▶ **BRIEF**
Select lines where the word "name" appears.

▶ **Records from a collection of figures**
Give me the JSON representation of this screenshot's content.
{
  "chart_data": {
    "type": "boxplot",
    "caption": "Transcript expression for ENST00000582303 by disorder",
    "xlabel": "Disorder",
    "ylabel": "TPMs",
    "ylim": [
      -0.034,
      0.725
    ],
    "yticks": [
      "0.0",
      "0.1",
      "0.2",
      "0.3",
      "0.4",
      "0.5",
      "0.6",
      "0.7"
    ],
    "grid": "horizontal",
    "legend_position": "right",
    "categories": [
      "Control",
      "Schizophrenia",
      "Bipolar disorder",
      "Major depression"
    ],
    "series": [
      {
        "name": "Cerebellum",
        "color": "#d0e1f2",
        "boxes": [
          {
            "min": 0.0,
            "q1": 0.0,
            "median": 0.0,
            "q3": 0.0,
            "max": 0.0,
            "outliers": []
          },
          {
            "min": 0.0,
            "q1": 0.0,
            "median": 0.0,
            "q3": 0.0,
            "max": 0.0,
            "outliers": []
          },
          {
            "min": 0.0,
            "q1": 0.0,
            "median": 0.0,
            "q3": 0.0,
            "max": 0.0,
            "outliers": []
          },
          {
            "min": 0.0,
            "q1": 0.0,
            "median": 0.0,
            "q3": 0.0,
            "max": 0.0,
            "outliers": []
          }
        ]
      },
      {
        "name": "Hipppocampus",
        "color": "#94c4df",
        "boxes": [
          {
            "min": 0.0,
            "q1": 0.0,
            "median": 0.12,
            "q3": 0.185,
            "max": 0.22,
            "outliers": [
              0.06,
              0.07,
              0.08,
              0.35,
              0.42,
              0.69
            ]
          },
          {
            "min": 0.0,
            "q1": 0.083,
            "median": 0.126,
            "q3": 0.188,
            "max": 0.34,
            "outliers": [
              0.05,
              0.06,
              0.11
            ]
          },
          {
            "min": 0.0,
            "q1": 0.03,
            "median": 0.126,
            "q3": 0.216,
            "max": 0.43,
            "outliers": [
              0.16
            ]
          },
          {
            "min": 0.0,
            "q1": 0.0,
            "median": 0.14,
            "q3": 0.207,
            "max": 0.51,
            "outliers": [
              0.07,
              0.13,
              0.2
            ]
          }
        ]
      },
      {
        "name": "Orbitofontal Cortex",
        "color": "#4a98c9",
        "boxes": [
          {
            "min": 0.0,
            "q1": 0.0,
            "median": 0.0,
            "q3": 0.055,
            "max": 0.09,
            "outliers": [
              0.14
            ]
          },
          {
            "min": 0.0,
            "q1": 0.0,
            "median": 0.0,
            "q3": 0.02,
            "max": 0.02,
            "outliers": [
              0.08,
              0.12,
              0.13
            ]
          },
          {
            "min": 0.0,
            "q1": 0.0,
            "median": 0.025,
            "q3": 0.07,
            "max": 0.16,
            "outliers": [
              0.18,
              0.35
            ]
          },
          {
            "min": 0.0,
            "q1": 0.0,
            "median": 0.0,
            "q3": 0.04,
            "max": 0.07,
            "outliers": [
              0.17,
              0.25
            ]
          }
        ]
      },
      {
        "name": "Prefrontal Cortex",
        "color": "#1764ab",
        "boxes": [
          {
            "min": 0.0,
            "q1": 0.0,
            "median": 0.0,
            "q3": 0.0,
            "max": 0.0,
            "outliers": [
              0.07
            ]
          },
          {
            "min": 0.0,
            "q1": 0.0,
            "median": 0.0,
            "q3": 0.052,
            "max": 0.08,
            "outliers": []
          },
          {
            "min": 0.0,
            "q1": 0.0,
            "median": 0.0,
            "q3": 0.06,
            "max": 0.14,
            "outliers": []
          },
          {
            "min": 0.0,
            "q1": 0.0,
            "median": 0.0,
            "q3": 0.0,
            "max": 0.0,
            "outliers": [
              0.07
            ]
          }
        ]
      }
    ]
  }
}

▶ **SOLUTION TO THE PROBLEM**
        "name": "Cerebellum",
        "name": "Hipppocampus",
        "name": "Orbitofontal Cortex",
        "name": "Prefrontal Cortex",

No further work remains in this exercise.